Task to complete >>
Write out the complete material exactly as it stands.
··········
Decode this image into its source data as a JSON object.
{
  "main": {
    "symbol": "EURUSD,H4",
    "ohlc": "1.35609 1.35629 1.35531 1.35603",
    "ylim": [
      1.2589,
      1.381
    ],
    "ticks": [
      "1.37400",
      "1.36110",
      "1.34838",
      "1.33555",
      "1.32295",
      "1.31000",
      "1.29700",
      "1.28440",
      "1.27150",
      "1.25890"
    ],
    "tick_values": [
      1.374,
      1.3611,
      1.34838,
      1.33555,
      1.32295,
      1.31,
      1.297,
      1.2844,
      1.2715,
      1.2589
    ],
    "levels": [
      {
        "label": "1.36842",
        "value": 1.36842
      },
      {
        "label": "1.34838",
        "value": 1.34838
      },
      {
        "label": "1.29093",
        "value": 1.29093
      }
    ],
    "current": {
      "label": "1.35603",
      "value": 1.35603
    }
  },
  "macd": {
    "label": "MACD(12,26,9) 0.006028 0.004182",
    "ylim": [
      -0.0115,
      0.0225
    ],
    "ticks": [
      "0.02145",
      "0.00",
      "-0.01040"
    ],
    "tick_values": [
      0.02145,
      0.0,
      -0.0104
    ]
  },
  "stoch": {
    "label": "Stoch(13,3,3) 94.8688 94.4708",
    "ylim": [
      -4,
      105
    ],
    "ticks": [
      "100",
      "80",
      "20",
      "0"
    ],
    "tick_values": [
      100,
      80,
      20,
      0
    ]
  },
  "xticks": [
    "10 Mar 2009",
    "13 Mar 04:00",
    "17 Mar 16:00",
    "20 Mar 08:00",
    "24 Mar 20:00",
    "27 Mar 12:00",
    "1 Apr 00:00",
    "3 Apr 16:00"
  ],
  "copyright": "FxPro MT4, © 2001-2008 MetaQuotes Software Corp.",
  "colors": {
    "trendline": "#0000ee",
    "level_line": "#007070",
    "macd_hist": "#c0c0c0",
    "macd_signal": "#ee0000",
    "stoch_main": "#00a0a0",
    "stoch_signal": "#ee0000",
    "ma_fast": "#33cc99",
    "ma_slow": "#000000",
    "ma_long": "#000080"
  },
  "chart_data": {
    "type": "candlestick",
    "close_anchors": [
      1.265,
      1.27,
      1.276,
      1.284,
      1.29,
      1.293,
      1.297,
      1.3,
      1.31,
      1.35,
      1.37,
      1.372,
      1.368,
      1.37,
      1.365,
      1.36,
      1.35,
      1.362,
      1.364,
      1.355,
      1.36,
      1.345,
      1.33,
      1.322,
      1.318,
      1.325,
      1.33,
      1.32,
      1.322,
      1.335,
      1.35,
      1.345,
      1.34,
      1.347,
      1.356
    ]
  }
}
··········
Finished answer >>
Decode this image into its source data as a JSON object.
{
  "main": {
    "symbol": "EURUSD,H4",
    "ohlc": "1.35609 1.35629 1.35531 1.35603",
    "ylim": [
      1.2589,
      1.381
    ],
    "ticks": [
      "1.37400",
      "1.36110",
      "1.34838",
      "1.33555",
      "1.32295",
      "1.31000",
      "1.29700",
      "1.28440",
      "1.27150",
      "1.25890"
    ],
    "tick_values": [
      1.374,
      1.3611,
      1.34838,
      1.33555,
      1.32295,
      1.31,
      1.297,
      1.2844,
      1.2715,
      1.2589
    ],
    "levels": [
      {
        "label": "1.36842",
        "value": 1.36842
      },
      {
        "label": "1.34838",
        "value": 1.34838
      },
      {
        "label": "1.29093",
        "value": 1.29093
      }
    ],
    "current": {
      "label": "1.35603",
      "value": 1.35603
    }
  },
  "macd": {
    "label": "MACD(12,26,9) 0.006028 0.004182",
    "ylim": [
      -0.0115,
      0.0225
    ],
    "ticks": [
      "0.02145",
      "0.00",
      "-0.01040"
    ],
    "tick_values": [
      0.02145,
      0.0,
      -0.0104
    ]
  },
  "stoch": {
    "label": "Stoch(13,3,3) 94.8688 94.4708",
    "ylim": [
      -4,
      105
    ],
    "ticks": [
      "100",
      "80",
      "20",
      "0"
    ],
    "tick_values": [
      100,
      80,
      20,
      0
    ]
  },
  "xticks": [
    "10 Mar 2009",
    "13 Mar 04:00",
    "17 Mar 16:00",
    "20 Mar 08:00",
    "24 Mar 20:00",
    "27 Mar 12:00",
    "1 Apr 00:00",
    "3 Apr 16:00"
  ],
  "copyright": "FxPro MT4, © 2001-2008 MetaQuotes Software Corp.",
  "colors": {
    "trendline": "#0000ee",
    "level_line": "#007070",
    "macd_hist": "#c0c0c0",
    "macd_signal": "#ee0000",
    "stoch_main": "#00a0a0",
    "stoch_signal": "#ee0000",
    "ma_fast": "#33cc99",
    "ma_slow": "#000000",
    "ma_long": "#000080"
  },
  "chart_data": {
    "type": "candlestick",
    "close_anchors": [
      1.265,
      1.27,
      1.276,
      1.284,
      1.29,
      1.293,
      1.297,
      1.3,
      1.31,
      1.35,
      1.37,
      1.372,
      1.368,
      1.37,
      1.365,
      1.36,
      1.35,
      1.362,
      1.364,
      1.355,
      1.36,
      1.345,
      1.33,
      1.322,
      1.318,
      1.325,
      1.33,
      1.32,
      1.322,
      1.335,
      1.35,
      1.345,
      1.34,
      1.347,
      1.356
    ]
  }
}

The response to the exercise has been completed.